# WHAT YOU HAVE TO DO
From the entries below, gather every line containing the string "text".

======== EXERCISE INPUT

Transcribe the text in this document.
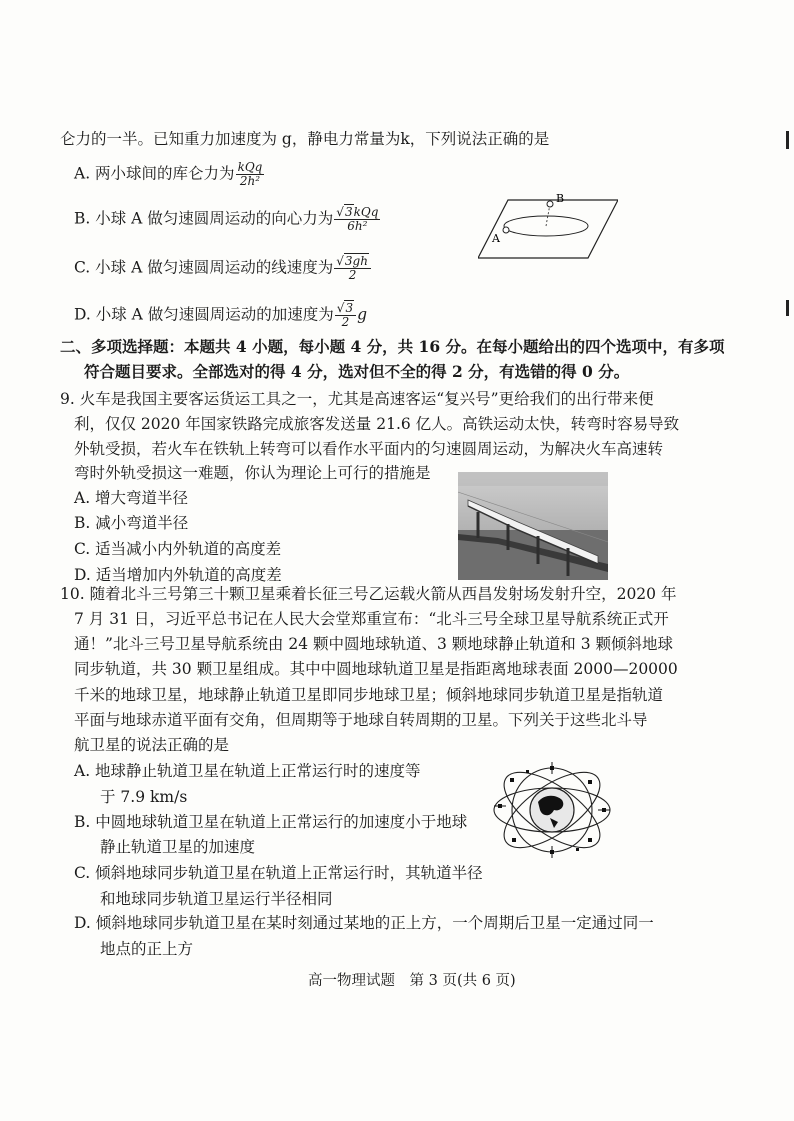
仑力的一半。已知重力加速度为 g，静电力常量为k，下列说法正确的是
A. 两小球间的库仑力为 $\frac{\text{kQq}}{\text{2h²}}$
B. 小球 A 做匀速圆周运动的向心力为 $\frac{\text{√3kQq}}{\text{6h²}}$
C. 小球 A 做匀速圆周运动的线速度为 $\frac{√3gh}{2}$
D. 小球 A 做匀速圆周运动的加速度为 $\frac{√3}{2}$ g
B
A
二、多项选择题：本题共 4 小题，每小题 4 分，共 16 分。在每小题给出的四个选项中，有多项
符合题目要求。全部选对的得 4 分，选对但不全的得 2 分，有选错的得 0 分。
9. 火车是我国主要客运货运工具之一，尤其是高速客运“复兴号”更给我们的出行带来便
利，仅仅 2020 年国家铁路完成旅客发送量 21.6 亿人。高铁运动太快，转弯时容易导致
外轨受损，若火车在铁轨上转弯可以看作水平面内的匀速圆周运动，为解决火车高速转
弯时外轨受损这一难题，你认为理论上可行的措施是
A. 增大弯道半径
B. 减小弯道半径
C. 适当减小内外轨道的高度差
D. 适当增加内外轨道的高度差
10. 随着北斗三号第三十颗卫星乘着长征三号乙运载火箭从西昌发射场发射升空，2020 年
7 月 31 日，习近平总书记在人民大会堂郑重宣布：“北斗三号全球卫星导航系统正式开
通！”北斗三号卫星导航系统由 24 颗中圆地球轨道、3 颗地球静止轨道和 3 颗倾斜地球
同步轨道，共 30 颗卫星组成。其中中圆地球轨道卫星是指距离地球表面 2000—20000
千米的地球卫星，地球静止轨道卫星即同步地球卫星；倾斜地球同步轨道卫星是指轨道
平面与地球赤道平面有交角，但周期等于地球自转周期的卫星。下列关于这些北斗导
航卫星的说法正确的是
A. 地球静止轨道卫星在轨道上正常运行时的速度等
于 7.9 km/s
B. 中圆地球轨道卫星在轨道上正常运行的加速度小于地球
静止轨道卫星的加速度
C. 倾斜地球同步轨道卫星在轨道上正常运行时，其轨道半径
和地球同步轨道卫星运行半径相同
D. 倾斜地球同步轨道卫星在某时刻通过某地的正上方，一个周期后卫星一定通过同一
地点的正上方
高一物理试题　第 3 页(共 6 页)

================

# WRITTEN REPLY
Transcribe the text in this document.
A. 两小球间的库仑力为 $\frac{\text{kQq}}{\text{2h²}}$
B. 小球 A 做匀速圆周运动的向心力为 $\frac{\text{√3kQq}}{\text{6h²}}$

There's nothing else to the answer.